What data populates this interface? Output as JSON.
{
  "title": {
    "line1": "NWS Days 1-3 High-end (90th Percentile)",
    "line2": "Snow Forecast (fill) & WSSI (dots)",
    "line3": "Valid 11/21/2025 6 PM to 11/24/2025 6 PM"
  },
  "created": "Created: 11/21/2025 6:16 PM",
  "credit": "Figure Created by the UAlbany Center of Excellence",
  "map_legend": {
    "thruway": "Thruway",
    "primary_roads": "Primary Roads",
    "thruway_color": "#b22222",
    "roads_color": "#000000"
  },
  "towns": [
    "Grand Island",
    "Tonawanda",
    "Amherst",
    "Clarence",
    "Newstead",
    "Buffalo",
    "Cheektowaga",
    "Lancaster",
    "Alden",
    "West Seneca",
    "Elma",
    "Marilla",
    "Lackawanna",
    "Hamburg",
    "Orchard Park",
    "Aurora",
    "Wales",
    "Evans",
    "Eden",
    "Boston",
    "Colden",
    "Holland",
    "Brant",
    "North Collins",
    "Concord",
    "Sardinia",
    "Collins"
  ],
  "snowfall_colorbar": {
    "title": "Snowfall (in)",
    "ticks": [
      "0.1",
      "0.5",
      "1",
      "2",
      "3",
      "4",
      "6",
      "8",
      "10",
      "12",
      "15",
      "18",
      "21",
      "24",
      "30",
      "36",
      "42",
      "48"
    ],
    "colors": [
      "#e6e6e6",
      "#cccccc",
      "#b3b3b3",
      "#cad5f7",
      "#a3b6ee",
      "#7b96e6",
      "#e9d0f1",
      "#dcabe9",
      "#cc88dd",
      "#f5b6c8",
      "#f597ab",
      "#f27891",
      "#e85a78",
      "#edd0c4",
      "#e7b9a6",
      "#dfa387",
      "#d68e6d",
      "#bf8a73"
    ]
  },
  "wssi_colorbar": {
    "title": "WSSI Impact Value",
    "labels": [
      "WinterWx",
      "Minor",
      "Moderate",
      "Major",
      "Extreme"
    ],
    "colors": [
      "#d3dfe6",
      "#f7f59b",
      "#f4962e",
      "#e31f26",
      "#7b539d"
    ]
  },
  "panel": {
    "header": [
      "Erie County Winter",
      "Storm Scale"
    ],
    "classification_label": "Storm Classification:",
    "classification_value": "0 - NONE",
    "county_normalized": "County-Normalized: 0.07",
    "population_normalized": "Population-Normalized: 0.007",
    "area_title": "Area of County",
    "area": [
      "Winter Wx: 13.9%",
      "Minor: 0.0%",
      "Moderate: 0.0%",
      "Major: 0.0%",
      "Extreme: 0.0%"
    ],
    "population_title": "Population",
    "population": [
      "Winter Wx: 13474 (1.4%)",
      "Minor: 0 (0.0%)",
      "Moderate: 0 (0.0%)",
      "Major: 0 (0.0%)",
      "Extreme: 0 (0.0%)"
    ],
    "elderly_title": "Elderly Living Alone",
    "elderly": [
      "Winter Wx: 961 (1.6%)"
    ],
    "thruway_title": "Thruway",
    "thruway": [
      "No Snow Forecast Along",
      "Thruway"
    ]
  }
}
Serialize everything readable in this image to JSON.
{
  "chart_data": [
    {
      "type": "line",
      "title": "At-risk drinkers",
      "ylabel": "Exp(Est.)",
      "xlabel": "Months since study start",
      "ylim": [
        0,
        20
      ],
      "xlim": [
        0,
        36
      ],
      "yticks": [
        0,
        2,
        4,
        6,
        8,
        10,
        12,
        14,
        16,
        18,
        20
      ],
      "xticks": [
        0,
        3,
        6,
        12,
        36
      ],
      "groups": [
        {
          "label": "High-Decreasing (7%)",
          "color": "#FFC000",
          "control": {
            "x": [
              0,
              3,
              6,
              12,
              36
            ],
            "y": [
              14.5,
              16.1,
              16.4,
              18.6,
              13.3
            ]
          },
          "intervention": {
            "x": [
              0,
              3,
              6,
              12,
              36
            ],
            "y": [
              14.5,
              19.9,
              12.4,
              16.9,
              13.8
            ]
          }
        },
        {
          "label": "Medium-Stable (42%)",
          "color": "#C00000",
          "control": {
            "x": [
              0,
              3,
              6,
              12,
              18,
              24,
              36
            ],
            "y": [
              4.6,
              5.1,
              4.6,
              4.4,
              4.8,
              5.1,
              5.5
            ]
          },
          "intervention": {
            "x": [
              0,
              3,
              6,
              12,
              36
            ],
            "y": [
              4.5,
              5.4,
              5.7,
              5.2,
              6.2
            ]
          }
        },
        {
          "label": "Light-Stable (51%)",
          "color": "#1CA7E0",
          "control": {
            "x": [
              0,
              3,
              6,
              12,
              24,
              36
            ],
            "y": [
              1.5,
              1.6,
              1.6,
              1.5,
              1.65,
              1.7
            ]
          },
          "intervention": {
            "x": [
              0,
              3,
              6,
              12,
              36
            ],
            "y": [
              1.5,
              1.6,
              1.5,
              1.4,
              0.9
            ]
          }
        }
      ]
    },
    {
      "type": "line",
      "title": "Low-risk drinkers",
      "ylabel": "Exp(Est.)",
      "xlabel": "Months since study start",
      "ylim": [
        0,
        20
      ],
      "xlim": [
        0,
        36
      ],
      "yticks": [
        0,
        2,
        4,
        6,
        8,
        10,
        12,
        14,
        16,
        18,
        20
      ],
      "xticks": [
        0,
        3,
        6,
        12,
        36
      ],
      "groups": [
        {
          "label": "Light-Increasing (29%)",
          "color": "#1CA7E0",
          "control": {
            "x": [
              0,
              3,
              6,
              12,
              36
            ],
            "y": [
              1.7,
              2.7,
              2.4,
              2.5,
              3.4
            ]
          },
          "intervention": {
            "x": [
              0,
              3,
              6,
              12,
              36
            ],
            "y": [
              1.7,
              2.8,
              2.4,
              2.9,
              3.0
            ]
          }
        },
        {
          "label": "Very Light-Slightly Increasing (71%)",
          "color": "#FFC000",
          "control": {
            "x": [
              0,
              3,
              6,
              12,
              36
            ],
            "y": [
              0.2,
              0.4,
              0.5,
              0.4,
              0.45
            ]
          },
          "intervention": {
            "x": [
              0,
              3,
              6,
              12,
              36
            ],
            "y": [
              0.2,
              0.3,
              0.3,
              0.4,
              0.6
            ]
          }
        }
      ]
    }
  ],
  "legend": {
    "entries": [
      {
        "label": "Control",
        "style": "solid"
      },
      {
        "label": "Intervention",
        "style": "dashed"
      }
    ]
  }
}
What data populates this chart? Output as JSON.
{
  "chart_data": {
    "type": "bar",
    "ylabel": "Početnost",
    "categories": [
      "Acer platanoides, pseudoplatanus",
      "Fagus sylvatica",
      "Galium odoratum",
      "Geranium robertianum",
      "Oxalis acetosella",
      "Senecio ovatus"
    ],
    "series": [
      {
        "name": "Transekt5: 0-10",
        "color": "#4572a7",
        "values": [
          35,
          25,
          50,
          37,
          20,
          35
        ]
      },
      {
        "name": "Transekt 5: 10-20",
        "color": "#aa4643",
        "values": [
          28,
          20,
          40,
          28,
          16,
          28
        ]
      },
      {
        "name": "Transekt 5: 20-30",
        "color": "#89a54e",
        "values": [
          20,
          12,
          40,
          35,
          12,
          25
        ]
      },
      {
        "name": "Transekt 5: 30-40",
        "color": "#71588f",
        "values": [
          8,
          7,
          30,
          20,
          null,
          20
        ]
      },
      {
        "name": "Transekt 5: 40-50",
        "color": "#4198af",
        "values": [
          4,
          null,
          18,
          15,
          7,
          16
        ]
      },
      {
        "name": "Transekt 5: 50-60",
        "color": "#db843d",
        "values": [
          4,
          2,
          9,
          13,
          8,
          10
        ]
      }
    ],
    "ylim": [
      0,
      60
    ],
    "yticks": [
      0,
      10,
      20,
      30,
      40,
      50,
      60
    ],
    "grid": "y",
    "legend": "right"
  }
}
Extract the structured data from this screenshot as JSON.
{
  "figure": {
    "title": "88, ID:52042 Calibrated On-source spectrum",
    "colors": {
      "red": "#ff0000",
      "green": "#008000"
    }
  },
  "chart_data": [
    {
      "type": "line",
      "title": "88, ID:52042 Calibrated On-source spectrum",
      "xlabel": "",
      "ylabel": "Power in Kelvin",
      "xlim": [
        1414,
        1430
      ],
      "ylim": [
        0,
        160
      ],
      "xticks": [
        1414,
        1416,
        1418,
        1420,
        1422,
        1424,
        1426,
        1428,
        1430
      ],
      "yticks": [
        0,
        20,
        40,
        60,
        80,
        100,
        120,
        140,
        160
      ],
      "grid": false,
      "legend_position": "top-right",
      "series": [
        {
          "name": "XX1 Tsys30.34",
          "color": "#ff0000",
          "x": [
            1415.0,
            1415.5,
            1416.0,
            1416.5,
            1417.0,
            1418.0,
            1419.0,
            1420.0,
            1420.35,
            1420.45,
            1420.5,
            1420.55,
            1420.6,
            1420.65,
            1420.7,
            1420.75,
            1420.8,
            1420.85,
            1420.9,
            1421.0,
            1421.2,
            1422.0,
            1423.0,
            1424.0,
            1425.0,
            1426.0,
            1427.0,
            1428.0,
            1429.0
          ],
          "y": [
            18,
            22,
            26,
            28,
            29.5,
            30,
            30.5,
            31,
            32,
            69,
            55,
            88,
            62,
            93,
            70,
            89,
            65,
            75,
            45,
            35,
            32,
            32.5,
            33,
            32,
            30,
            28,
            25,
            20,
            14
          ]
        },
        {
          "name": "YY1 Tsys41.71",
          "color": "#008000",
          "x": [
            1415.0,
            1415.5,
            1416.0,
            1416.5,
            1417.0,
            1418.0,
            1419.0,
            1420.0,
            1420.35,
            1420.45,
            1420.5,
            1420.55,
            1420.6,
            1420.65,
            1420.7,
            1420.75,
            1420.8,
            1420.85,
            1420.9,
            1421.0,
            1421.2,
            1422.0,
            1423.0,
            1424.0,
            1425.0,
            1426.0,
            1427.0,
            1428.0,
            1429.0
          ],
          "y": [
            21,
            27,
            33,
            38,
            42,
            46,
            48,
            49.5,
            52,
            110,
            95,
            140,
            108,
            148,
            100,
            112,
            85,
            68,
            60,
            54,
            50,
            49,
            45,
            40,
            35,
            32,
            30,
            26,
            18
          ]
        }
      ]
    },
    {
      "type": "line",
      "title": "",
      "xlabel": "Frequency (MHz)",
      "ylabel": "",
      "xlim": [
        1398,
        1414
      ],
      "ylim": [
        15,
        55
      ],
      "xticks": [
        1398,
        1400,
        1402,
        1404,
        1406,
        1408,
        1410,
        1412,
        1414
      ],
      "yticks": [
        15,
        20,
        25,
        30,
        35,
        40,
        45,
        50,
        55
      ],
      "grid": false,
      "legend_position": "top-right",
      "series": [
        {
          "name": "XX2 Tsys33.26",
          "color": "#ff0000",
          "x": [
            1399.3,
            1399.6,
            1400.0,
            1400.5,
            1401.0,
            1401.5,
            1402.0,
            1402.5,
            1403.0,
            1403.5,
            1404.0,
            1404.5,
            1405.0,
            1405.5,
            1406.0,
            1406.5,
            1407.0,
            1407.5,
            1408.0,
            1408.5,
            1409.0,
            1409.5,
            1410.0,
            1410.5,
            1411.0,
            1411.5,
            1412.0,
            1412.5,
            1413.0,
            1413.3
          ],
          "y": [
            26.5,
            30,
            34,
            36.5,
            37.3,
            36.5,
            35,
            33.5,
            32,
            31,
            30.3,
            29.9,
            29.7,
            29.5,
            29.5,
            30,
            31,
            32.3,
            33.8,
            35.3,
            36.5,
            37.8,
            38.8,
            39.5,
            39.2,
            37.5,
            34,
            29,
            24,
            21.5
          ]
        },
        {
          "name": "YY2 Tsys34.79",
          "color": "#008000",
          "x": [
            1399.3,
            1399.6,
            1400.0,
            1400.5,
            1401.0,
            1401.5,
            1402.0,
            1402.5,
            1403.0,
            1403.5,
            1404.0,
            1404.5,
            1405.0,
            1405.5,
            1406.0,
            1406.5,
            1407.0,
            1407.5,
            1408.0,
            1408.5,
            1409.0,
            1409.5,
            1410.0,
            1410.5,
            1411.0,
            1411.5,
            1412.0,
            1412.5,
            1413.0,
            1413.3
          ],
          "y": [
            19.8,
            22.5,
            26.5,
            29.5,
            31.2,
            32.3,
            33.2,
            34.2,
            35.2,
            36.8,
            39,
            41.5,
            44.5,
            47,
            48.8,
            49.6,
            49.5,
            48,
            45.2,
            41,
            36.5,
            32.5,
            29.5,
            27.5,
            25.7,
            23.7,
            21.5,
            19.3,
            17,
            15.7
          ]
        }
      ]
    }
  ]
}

---+---

OBJECTIVE >>
Track down every line of the material containing the string "Stable", and copy it.

RESPONSE >>
          "label": "Medium-Stable (42%)",
          "label": "Light-Stable (51%)",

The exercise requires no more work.